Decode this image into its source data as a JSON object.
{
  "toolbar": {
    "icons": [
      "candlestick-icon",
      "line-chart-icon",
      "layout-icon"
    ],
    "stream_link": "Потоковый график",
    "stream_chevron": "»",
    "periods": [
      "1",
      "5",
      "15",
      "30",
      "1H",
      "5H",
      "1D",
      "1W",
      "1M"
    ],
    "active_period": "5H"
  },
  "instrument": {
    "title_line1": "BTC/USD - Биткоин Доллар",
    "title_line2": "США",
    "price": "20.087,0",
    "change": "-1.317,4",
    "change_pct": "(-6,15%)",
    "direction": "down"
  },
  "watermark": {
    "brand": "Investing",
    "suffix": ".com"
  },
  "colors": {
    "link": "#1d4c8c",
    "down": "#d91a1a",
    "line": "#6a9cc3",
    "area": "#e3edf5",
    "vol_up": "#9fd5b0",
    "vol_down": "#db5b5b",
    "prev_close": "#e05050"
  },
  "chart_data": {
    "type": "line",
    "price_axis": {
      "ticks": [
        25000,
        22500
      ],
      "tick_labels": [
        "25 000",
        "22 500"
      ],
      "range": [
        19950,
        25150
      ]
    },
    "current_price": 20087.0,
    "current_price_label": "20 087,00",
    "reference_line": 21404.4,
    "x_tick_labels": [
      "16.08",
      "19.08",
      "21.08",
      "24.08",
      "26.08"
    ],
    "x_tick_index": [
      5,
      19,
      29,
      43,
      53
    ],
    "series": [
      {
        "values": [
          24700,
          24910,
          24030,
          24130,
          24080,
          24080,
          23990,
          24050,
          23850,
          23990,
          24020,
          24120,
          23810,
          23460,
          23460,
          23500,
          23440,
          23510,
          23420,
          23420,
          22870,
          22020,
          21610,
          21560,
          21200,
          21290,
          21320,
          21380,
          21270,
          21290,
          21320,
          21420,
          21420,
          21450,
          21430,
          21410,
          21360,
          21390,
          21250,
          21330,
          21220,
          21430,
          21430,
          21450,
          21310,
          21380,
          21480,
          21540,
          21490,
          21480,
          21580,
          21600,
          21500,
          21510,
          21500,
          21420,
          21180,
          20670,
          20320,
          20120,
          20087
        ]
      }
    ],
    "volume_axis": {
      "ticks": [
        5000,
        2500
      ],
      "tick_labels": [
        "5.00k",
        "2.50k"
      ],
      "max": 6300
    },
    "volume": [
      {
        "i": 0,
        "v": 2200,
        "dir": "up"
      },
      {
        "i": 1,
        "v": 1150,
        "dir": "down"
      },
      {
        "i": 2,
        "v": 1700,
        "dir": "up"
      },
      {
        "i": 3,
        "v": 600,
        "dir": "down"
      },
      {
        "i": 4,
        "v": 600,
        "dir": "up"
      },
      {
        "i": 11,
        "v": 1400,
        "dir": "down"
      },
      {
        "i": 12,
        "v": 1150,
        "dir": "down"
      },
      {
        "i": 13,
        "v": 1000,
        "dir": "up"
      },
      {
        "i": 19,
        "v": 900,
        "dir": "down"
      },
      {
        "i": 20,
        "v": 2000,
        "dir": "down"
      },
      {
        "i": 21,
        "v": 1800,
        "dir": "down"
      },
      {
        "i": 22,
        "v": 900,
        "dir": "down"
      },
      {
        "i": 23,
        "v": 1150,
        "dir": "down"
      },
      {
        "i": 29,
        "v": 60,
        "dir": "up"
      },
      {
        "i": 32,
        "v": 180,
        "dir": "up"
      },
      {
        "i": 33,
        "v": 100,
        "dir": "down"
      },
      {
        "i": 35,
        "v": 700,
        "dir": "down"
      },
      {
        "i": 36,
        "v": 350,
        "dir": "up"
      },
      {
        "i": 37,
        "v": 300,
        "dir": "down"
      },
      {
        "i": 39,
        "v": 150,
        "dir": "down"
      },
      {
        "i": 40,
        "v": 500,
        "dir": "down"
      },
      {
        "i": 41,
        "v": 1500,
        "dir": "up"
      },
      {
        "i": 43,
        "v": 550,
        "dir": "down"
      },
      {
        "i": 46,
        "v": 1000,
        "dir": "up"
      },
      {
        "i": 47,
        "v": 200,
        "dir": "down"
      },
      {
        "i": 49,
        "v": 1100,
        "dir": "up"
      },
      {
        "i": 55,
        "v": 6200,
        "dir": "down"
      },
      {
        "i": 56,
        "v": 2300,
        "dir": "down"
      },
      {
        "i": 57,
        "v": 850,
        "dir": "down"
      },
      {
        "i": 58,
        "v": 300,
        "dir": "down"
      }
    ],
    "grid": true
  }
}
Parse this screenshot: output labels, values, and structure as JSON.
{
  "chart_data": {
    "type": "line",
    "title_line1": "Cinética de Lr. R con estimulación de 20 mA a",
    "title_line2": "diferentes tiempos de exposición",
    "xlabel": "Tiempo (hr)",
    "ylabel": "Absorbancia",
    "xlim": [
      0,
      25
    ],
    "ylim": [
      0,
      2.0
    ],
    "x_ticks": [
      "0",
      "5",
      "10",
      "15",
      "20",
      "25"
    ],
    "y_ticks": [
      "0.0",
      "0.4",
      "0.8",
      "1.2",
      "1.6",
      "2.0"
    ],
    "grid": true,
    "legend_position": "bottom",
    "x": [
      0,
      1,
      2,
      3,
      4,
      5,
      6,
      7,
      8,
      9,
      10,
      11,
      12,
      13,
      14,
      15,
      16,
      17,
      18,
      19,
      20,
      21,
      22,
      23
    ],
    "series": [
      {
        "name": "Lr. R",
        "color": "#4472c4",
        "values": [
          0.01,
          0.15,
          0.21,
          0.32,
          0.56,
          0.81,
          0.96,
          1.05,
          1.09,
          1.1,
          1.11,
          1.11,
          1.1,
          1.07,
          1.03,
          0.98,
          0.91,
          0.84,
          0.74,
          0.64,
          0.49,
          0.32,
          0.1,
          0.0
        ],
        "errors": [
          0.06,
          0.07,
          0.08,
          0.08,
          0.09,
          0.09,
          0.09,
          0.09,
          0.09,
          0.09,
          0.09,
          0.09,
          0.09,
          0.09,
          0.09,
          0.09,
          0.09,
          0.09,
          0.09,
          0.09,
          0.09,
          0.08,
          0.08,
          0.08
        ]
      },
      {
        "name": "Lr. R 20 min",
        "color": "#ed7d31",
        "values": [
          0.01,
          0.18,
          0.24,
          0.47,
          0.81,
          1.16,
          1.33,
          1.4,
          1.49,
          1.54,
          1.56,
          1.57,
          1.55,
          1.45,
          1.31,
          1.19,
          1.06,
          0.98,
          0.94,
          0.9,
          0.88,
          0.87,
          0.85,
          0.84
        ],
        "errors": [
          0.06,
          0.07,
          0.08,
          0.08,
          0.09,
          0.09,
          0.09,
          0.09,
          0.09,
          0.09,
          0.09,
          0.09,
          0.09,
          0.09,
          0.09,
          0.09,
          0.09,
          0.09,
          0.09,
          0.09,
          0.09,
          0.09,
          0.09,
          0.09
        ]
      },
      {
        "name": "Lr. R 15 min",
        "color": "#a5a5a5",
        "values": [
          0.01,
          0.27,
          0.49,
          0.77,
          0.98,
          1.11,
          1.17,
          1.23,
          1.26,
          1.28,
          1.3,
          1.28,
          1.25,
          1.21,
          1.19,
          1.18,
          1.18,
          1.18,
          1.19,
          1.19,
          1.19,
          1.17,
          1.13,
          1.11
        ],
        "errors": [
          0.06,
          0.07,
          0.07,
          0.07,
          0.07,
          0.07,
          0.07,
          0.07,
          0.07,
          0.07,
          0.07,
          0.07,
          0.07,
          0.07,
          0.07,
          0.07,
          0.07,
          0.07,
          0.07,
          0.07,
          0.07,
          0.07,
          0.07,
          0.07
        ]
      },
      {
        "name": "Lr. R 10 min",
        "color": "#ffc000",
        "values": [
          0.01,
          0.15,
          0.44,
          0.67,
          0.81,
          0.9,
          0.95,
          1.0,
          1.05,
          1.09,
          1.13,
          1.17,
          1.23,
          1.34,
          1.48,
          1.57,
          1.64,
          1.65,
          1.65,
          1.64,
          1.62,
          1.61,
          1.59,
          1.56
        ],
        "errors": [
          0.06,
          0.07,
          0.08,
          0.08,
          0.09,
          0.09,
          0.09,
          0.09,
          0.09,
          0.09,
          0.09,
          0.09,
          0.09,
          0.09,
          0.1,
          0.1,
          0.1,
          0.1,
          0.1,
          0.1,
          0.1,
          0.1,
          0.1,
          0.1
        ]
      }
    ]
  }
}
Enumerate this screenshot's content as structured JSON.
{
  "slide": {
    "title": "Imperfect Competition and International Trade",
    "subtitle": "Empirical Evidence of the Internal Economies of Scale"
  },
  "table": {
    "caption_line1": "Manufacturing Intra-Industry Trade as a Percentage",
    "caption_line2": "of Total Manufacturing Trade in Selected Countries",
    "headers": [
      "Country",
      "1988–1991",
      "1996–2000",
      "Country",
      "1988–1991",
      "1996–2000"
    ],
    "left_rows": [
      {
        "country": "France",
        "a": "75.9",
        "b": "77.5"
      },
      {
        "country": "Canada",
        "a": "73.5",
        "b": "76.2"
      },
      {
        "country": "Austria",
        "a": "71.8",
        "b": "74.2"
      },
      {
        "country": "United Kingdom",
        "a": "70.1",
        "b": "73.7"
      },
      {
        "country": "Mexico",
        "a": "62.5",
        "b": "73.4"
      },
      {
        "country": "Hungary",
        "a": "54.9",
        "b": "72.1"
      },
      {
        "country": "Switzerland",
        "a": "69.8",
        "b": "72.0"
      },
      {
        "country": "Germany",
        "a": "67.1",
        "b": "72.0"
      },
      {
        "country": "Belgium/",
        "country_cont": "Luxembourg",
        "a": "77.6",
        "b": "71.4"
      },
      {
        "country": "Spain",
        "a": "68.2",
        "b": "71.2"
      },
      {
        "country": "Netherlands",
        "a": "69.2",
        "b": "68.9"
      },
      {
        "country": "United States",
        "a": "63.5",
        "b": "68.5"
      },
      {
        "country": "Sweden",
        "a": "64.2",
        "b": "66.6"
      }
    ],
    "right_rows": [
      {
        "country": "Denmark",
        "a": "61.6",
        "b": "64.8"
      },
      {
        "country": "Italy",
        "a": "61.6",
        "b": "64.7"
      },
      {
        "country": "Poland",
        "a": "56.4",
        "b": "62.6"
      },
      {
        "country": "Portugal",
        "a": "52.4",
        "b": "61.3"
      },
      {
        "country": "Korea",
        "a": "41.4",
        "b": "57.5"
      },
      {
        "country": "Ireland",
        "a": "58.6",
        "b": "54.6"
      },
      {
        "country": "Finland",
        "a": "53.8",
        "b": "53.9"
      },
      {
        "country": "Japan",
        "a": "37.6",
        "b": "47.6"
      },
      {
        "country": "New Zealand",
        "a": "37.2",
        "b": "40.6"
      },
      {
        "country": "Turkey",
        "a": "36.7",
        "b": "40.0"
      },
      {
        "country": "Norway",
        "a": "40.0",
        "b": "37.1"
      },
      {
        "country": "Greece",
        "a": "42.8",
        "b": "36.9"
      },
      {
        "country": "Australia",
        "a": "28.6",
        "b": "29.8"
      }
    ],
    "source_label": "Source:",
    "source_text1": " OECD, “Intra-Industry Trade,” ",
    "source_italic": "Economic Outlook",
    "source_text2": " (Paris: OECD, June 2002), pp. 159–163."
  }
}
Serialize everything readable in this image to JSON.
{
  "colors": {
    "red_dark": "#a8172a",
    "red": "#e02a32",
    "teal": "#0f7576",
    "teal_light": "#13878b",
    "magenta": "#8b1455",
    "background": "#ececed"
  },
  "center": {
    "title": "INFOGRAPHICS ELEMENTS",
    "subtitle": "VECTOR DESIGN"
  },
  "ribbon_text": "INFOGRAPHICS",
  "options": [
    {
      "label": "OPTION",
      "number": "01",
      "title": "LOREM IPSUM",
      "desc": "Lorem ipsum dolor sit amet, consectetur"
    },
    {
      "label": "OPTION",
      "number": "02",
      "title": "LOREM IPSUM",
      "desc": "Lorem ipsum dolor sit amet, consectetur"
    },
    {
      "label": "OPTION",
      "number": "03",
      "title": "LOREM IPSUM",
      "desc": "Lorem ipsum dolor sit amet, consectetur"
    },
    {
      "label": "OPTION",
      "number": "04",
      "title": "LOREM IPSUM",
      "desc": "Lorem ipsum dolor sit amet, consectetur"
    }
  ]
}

★ ★ ★ ★ ★ ★ ★

(What is required):
Quote only the lines from the one containing "Serialize everything readable" through the final line of the records, with both ends included.

(Written solution):
Serialize everything readable in this image to JSON.
{
  "colors": {
    "red_dark": "#a8172a",
    "red": "#e02a32",
    "teal": "#0f7576",
    "teal_light": "#13878b",
    "magenta": "#8b1455",
    "background": "#ececed"
  },
  "center": {
    "title": "INFOGRAPHICS ELEMENTS",
    "subtitle": "VECTOR DESIGN"
  },
  "ribbon_text": "INFOGRAPHICS",
  "options": [
    {
      "label": "OPTION",
      "number": "01",
      "title": "LOREM IPSUM",
      "desc": "Lorem ipsum dolor sit amet, consectetur"
    },
    {
      "label": "OPTION",
      "number": "02",
      "title": "LOREM IPSUM",
      "desc": "Lorem ipsum dolor sit amet, consectetur"
    },
    {
      "label": "OPTION",
      "number": "03",
      "title": "LOREM IPSUM",
      "desc": "Lorem ipsum dolor sit amet, consectetur"
    },
    {
      "label": "OPTION",
      "number": "04",
      "title": "LOREM IPSUM",
      "desc": "Lorem ipsum dolor sit amet, consectetur"
    }
  ]
}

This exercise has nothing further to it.